--- SUPPLIED DATA ---
────────────────────
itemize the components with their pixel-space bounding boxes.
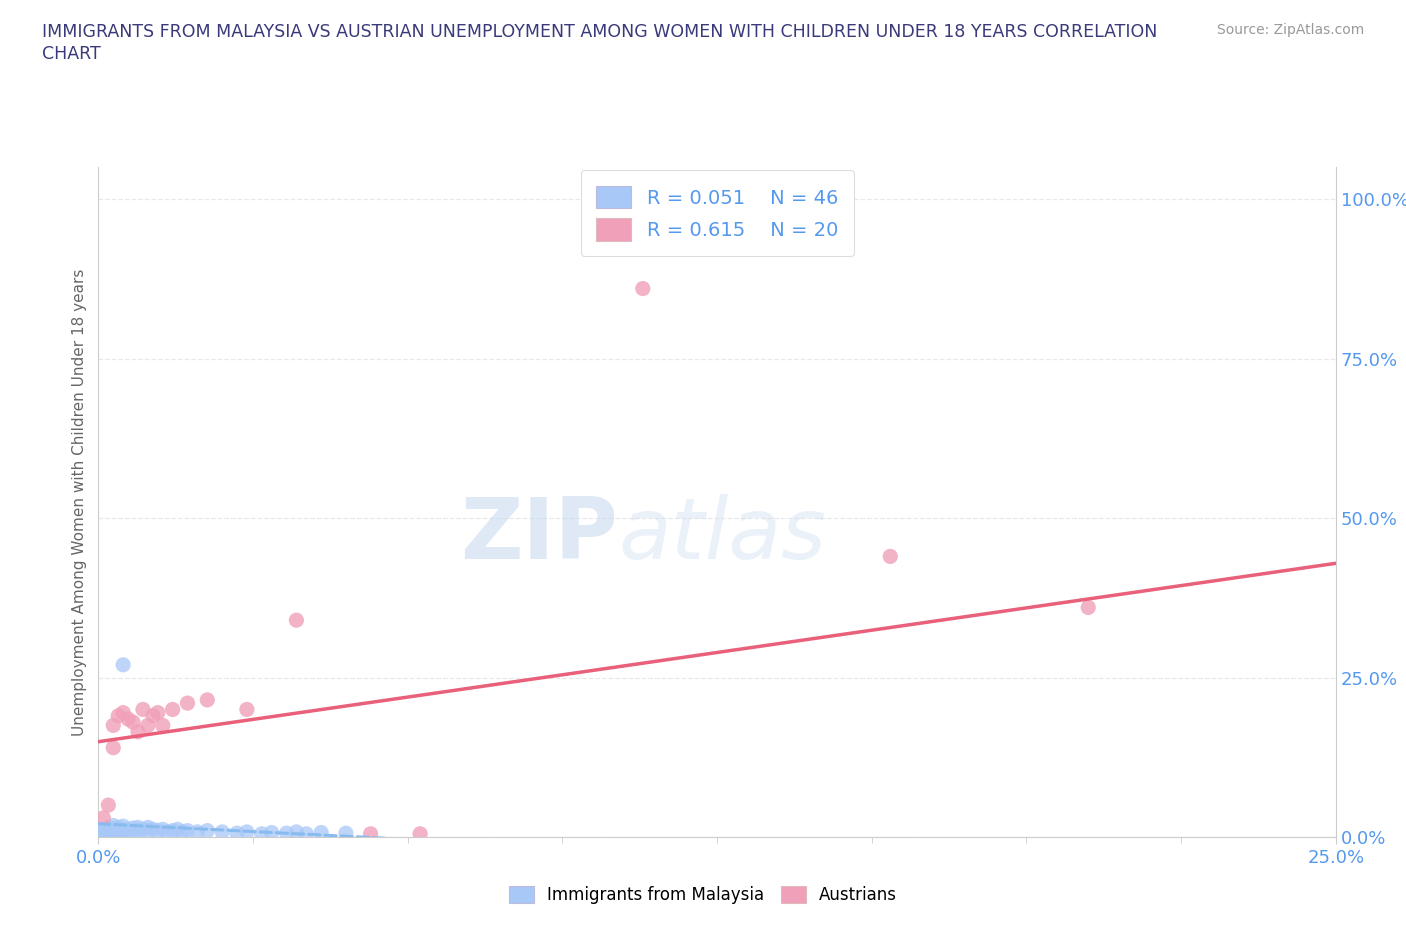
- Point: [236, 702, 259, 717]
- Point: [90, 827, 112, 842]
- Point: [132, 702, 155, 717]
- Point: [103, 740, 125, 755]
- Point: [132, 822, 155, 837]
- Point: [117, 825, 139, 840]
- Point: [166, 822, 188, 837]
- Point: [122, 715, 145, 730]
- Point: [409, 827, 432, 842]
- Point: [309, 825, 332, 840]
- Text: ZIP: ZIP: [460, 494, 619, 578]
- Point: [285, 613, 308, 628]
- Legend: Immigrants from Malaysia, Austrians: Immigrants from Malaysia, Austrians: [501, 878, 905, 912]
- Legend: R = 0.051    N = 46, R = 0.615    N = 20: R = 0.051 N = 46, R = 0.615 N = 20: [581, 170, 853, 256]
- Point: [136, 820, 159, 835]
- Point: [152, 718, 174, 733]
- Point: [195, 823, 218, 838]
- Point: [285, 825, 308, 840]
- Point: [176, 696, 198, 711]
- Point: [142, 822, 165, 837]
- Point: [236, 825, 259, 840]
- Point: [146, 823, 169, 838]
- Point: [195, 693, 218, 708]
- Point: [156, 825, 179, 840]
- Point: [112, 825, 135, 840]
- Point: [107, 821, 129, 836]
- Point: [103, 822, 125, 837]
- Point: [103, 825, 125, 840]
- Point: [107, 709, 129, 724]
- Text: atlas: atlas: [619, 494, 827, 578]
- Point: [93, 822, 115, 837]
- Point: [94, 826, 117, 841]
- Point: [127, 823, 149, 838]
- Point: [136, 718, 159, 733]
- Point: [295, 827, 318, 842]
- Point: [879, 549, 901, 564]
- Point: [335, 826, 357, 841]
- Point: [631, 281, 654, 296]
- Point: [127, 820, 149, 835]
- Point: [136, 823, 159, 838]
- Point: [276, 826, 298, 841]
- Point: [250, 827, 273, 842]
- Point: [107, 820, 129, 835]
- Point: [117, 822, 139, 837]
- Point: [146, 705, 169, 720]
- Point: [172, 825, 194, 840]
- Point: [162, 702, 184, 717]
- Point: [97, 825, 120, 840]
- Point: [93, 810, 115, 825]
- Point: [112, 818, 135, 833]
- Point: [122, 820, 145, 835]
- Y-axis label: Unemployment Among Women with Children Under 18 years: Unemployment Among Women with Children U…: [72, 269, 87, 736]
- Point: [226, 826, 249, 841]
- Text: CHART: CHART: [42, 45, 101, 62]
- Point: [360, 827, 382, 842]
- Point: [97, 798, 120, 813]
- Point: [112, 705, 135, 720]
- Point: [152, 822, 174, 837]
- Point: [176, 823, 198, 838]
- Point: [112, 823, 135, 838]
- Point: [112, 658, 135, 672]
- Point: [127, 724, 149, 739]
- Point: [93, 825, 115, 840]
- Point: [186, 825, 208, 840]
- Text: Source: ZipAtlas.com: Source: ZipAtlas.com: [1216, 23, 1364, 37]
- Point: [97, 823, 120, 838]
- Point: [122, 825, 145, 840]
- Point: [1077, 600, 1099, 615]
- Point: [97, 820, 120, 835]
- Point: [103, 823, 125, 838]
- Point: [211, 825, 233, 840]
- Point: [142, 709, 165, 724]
────────────────────
--- STATED TASK ---
Reproduce every row with each "Point" changed to "Marker" and nothing else altered. Omit the pictures.

--- OUTPUT BELOW ---
itemize the components with their pixel-space bounding boxes.
- Marker: [236, 702, 259, 717]
- Marker: [90, 827, 112, 842]
- Marker: [132, 702, 155, 717]
- Marker: [103, 740, 125, 755]
- Marker: [132, 822, 155, 837]
- Marker: [117, 825, 139, 840]
- Marker: [166, 822, 188, 837]
- Marker: [122, 715, 145, 730]
- Marker: [409, 827, 432, 842]
- Marker: [309, 825, 332, 840]
- Text: ZIP: ZIP: [460, 494, 619, 578]
- Marker: [285, 613, 308, 628]
- Legend: Immigrants from Malaysia, Austrians: Immigrants from Malaysia, Austrians: [501, 878, 905, 912]
- Legend: R = 0.051    N = 46, R = 0.615    N = 20: R = 0.051 N = 46, R = 0.615 N = 20: [581, 170, 853, 256]
- Marker: [136, 820, 159, 835]
- Marker: [152, 718, 174, 733]
- Marker: [195, 823, 218, 838]
- Marker: [285, 825, 308, 840]
- Marker: [176, 696, 198, 711]
- Marker: [142, 822, 165, 837]
- Marker: [236, 825, 259, 840]
- Marker: [146, 823, 169, 838]
- Marker: [195, 693, 218, 708]
- Marker: [156, 825, 179, 840]
- Marker: [112, 825, 135, 840]
- Marker: [107, 821, 129, 836]
- Marker: [103, 822, 125, 837]
- Marker: [103, 825, 125, 840]
- Marker: [107, 709, 129, 724]
- Text: atlas: atlas: [619, 494, 827, 578]
- Marker: [93, 822, 115, 837]
- Marker: [94, 826, 117, 841]
- Marker: [127, 823, 149, 838]
- Marker: [136, 718, 159, 733]
- Marker: [295, 827, 318, 842]
- Marker: [879, 549, 901, 564]
- Marker: [335, 826, 357, 841]
- Marker: [631, 281, 654, 296]
- Marker: [127, 820, 149, 835]
- Marker: [136, 823, 159, 838]
- Marker: [276, 826, 298, 841]
- Marker: [250, 827, 273, 842]
- Marker: [107, 820, 129, 835]
- Marker: [117, 822, 139, 837]
- Marker: [146, 705, 169, 720]
- Marker: [172, 825, 194, 840]
- Marker: [162, 702, 184, 717]
- Marker: [97, 825, 120, 840]
- Marker: [93, 810, 115, 825]
- Marker: [112, 818, 135, 833]
- Marker: [122, 820, 145, 835]
- Y-axis label: Unemployment Among Women with Children Under 18 years: Unemployment Among Women with Children U…: [72, 269, 87, 736]
- Marker: [226, 826, 249, 841]
- Text: CHART: CHART: [42, 45, 101, 62]
- Marker: [360, 827, 382, 842]
- Marker: [97, 798, 120, 813]
- Marker: [112, 705, 135, 720]
- Marker: [152, 822, 174, 837]
- Marker: [176, 823, 198, 838]
- Marker: [112, 823, 135, 838]
- Marker: [112, 658, 135, 672]
- Marker: [127, 724, 149, 739]
- Marker: [93, 825, 115, 840]
- Marker: [186, 825, 208, 840]
- Text: Source: ZipAtlas.com: Source: ZipAtlas.com: [1216, 23, 1364, 37]
- Marker: [97, 823, 120, 838]
- Marker: [122, 825, 145, 840]
- Marker: [1077, 600, 1099, 615]
- Marker: [97, 820, 120, 835]
- Marker: [103, 823, 125, 838]
- Marker: [211, 825, 233, 840]
- Marker: [142, 709, 165, 724]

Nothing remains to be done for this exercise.